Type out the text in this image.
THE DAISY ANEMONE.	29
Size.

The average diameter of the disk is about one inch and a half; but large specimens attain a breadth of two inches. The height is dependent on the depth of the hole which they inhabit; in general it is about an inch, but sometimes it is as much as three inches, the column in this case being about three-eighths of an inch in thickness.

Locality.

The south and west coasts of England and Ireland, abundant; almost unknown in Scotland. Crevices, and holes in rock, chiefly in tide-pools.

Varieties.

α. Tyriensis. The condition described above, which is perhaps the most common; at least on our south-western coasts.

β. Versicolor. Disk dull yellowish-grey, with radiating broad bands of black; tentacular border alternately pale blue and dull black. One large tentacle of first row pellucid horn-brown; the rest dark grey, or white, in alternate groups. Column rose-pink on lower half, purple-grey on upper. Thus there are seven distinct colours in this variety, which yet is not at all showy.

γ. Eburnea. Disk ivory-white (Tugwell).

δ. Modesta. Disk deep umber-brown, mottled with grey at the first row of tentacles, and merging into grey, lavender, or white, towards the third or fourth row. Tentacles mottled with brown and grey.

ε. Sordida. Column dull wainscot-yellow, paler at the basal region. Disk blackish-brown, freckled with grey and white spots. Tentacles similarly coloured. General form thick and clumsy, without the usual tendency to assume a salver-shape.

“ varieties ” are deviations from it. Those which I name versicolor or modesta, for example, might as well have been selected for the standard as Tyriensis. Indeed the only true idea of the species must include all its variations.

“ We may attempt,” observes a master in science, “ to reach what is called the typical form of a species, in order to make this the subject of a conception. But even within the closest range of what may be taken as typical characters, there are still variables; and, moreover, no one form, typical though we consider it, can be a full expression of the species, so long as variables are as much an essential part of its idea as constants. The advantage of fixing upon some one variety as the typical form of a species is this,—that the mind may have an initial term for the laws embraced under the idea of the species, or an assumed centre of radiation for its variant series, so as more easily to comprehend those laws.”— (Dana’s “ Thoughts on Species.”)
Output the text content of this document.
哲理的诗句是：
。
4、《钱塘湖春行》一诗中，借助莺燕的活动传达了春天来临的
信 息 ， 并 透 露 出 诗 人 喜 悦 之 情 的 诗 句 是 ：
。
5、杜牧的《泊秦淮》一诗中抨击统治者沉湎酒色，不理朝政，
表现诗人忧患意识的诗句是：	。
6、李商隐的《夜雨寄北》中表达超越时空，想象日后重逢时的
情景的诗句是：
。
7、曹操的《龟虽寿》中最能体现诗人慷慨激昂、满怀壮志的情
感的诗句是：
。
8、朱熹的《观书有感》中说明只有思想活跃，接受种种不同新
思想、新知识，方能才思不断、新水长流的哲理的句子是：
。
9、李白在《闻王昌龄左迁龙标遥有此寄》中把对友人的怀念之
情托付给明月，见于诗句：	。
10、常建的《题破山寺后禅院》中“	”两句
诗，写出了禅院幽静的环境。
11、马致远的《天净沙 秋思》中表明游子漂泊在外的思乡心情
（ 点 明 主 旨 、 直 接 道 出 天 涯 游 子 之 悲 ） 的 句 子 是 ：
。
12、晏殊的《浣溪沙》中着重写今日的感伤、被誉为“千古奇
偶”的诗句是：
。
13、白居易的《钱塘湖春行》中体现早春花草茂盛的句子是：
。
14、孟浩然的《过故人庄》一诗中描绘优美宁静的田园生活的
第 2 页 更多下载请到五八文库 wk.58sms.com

☆ ☆ ☆ ☆ ☆

• [Work to do] Return the listing above in its exact form.

• [Written answer]
Type out the text in this image.
THE DAISY ANEMONE.	29
Size.

The average diameter of the disk is about one inch and a half; but large specimens attain a breadth of two inches. The height is dependent on the depth of the hole which they inhabit; in general it is about an inch, but sometimes it is as much as three inches, the column in this case being about three-eighths of an inch in thickness.

Locality.

The south and west coasts of England and Ireland, abundant; almost unknown in Scotland. Crevices, and holes in rock, chiefly in tide-pools.

Varieties.

α. Tyriensis. The condition described above, which is perhaps the most common; at least on our south-western coasts.

β. Versicolor. Disk dull yellowish-grey, with radiating broad bands of black; tentacular border alternately pale blue and dull black. One large tentacle of first row pellucid horn-brown; the rest dark grey, or white, in alternate groups. Column rose-pink on lower half, purple-grey on upper. Thus there are seven distinct colours in this variety, which yet is not at all showy.

γ. Eburnea. Disk ivory-white (Tugwell).

δ. Modesta. Disk deep umber-brown, mottled with grey at the first row of tentacles, and merging into grey, lavender, or white, towards the third or fourth row. Tentacles mottled with brown and grey.

ε. Sordida. Column dull wainscot-yellow, paler at the basal region. Disk blackish-brown, freckled with grey and white spots. Tentacles similarly coloured. General form thick and clumsy, without the usual tendency to assume a salver-shape.

“ varieties ” are deviations from it. Those which I name versicolor or modesta, for example, might as well have been selected for the standard as Tyriensis. Indeed the only true idea of the species must include all its variations.

“ We may attempt,” observes a master in science, “ to reach what is called the typical form of a species, in order to make this the subject of a conception. But even within the closest range of what may be taken as typical characters, there are still variables; and, moreover, no one form, typical though we consider it, can be a full expression of the species, so long as variables are as much an essential part of its idea as constants. The advantage of fixing upon some one variety as the typical form of a species is this,—that the mind may have an initial term for the laws embraced under the idea of the species, or an assumed centre of radiation for its variant series, so as more easily to comprehend those laws.”— (Dana’s “ Thoughts on Species.”)
Output the text content of this document.
哲理的诗句是：
。
4、《钱塘湖春行》一诗中，借助莺燕的活动传达了春天来临的
信 息 ， 并 透 露 出 诗 人 喜 悦 之 情 的 诗 句 是 ：
。
5、杜牧的《泊秦淮》一诗中抨击统治者沉湎酒色，不理朝政，
表现诗人忧患意识的诗句是：	。
6、李商隐的《夜雨寄北》中表达超越时空，想象日后重逢时的
情景的诗句是：
。
7、曹操的《龟虽寿》中最能体现诗人慷慨激昂、满怀壮志的情
感的诗句是：
。
8、朱熹的《观书有感》中说明只有思想活跃，接受种种不同新
思想、新知识，方能才思不断、新水长流的哲理的句子是：
。
9、李白在《闻王昌龄左迁龙标遥有此寄》中把对友人的怀念之
情托付给明月，见于诗句：	。
10、常建的《题破山寺后禅院》中“	”两句
诗，写出了禅院幽静的环境。
11、马致远的《天净沙 秋思》中表明游子漂泊在外的思乡心情
（ 点 明 主 旨 、 直 接 道 出 天 涯 游 子 之 悲 ） 的 句 子 是 ：
。
12、晏殊的《浣溪沙》中着重写今日的感伤、被誉为“千古奇
偶”的诗句是：
。
13、白居易的《钱塘湖春行》中体现早春花草茂盛的句子是：
。
14、孟浩然的《过故人庄》一诗中描绘优美宁静的田园生活的
第 2 页 更多下载请到五八文库 wk.58sms.com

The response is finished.